* _Consigne 1_
Pouvez-vous restituer à l'identique le passage du texte sur Mi Amor qui s'ouvre sur les mots contenant "Les images du" et se ferme sur "dans une recherche."?
* _Consigne 2_
Ces affirmations concordent-elles avec le texte sur Mi Amor ? Pour chacune, répondez par oui ou par non et citez exactement les mots du texte qui tranchent.
(a) Romy est une DJ venue mixer aux Canaries.
(b) Chloé disparaît en pleine nuit, au milieu de la fête.
(c) La musique électronique du film a été composée par Guillaume Nicloux.

Une intrigue simple, un vertige plus profond
Il y a des films qui avancent par accumulation d’événements, d’autres qui creusent une seule situation jusqu’à en révéler toutes les fissures et toutes les facettes.
Avec Mi Amor, Guillaume Nicloux appartient clairement à la seconde catégorie.
Le point de départ est minimal :
Romy, DJ venue mixer aux Canaries, voit son amie Chloé disparaître au petit matin, après une nuit de fête.
Rien de spectaculaire, rien d'immédiatement dramatique pourtant, dès cet instant, quelque chose se déplace.
Chez Nicloux, une disparition n’est jamais seulement un fait.
C’est une faille.
Le décor comme illusion
Ce qui donne à Mi Amor une texture singulière, c’est sa manière de transformer l’espace.
La Grande Canarie n’y est pas seulement un décor mais un territoire à deux visages : celui, lisse et presque artificiel, du paradis touristique, et celui, plus enfoui, de ses marges, les zones nocturnes, les zones d'ombres, lieux interlopes, espaces en retrait.
Guillaume Nicloux y déploie un regard précis, presque tactile, comme s’il palpait la réalité avec sa caméra afin d'extirper ce qui se cache derrière les surfaces.
Les images du film laisse entrevoir une qualité visuelle réellement troublante où le décor lui-même semble se fissurer.
Dans cet environnement, la disparition de Chloé pourrait ne pas apparaître comme une rupture brutale mais comme un glissement.
C’est précisément ce qui pourrait inquièter : le film semble ne pas chercher le choc mais une forme de dérive lente.
Une enquête qui se transforme
Aidée par Vincent, le patron du club, Romy se lance dans une recherche.
Chez Nicloux, une enquête n’est jamais un simple mécanisme narratif.
Elle devient autre chose :
une errance, une perte progressive de repères, une confrontation à l’absence.
La disparition de Chloé devient alors moins une énigme à résoudre qu’un point d’entrée vers un territoire plus ambigu.
Une expérience sonore immersive
La musique électronique, composée par Irène Drésel et Sizo Del Givry, occupe une place centrale dans le film.
Loin d’un simple accompagnement, elle agirait comme une matière à part entière, presque organique, qui enveloppe le récit et en épousant les mouvements.

* _Extrait de données_
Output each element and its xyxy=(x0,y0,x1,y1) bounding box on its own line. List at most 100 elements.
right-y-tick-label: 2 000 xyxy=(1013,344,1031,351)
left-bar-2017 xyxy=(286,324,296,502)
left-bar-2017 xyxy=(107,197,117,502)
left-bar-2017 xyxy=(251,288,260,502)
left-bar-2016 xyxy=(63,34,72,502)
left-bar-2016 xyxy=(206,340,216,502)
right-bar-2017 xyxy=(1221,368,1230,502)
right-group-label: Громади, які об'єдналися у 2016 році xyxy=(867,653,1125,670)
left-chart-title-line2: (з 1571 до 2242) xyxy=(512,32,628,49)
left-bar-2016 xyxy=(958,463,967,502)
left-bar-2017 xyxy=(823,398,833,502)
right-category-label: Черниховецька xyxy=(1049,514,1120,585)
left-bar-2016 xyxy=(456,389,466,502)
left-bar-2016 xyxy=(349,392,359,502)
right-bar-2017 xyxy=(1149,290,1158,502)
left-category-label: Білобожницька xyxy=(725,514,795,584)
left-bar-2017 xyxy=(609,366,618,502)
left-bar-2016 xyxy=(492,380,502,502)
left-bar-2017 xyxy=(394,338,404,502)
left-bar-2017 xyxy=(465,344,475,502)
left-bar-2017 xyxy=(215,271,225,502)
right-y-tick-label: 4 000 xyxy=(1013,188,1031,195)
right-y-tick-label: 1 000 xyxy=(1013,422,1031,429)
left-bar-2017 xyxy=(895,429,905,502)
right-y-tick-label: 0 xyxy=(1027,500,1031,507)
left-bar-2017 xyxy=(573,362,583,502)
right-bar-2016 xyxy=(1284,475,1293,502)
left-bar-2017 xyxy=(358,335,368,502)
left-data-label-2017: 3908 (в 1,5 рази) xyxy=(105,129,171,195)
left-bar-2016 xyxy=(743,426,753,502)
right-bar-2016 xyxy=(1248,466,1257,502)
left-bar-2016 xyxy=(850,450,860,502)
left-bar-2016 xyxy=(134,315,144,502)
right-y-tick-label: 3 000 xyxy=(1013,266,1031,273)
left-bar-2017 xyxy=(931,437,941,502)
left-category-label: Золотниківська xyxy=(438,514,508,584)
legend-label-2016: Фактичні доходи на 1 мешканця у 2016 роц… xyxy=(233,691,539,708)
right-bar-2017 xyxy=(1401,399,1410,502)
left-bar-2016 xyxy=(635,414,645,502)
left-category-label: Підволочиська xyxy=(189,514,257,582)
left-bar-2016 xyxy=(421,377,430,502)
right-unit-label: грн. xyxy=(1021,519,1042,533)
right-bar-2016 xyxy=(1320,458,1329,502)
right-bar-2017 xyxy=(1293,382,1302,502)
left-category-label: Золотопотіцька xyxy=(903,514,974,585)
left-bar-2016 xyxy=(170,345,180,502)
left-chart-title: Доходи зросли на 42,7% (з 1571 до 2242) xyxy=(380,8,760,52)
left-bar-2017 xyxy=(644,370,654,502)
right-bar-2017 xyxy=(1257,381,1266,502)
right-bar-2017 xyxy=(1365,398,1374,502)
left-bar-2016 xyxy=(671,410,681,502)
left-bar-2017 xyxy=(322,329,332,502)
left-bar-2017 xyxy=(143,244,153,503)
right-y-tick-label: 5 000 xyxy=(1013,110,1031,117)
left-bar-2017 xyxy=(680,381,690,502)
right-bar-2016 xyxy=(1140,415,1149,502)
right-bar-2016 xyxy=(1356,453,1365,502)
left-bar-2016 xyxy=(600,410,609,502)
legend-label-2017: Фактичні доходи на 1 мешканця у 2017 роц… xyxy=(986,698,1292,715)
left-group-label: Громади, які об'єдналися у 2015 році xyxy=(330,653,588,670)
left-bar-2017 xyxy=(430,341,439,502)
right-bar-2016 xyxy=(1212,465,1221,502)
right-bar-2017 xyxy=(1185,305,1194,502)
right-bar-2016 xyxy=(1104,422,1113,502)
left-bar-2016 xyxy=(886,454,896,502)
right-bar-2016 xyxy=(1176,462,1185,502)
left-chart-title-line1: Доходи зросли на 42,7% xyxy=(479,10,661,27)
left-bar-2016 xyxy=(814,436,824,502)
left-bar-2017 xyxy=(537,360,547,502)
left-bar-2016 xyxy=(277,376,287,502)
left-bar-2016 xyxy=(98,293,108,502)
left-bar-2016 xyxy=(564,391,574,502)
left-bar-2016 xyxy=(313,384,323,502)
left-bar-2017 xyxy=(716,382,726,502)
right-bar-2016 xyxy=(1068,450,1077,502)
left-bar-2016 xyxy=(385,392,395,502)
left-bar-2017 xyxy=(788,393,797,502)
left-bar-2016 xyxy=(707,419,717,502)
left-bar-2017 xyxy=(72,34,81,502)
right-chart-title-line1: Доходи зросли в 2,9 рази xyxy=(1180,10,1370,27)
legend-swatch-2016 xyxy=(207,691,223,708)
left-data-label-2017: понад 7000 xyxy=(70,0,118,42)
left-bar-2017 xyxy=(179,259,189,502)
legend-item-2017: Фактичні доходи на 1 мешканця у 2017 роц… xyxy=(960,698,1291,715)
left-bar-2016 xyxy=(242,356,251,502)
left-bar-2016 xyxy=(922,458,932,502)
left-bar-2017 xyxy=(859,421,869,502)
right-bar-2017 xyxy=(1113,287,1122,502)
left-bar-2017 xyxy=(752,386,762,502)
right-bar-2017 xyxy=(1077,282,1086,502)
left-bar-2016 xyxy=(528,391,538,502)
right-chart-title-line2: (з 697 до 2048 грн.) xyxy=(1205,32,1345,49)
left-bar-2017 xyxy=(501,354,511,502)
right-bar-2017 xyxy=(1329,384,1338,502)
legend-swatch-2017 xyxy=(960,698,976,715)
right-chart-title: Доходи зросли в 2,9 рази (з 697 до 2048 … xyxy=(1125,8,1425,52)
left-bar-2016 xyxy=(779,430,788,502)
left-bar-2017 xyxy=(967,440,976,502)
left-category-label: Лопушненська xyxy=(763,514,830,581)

* _Réponse 1_
Les images du film laisse entrevoir une qualité visuelle réellement troublante où le décor lui-même semble se fissurer.
Dans cet environnement, la disparition de Chloé pourrait ne pas apparaître comme une rupture brutale mais comme un glissement.
C’est précisément ce qui pourrait inquièter : le film semble ne pas chercher le choc mais une forme de dérive lente.
Une enquête qui se transforme
Aidée par Vincent, le patron du club, Romy se lance dans une recherche.

* _Réponse 2_
(a) Oui : « Romy, DJ venue mixer aux Canaries »
(b) Non : « au petit matin, après une nuit de fête »
(c) Non : « composée par Irène Drésel et Sizo Del Givry »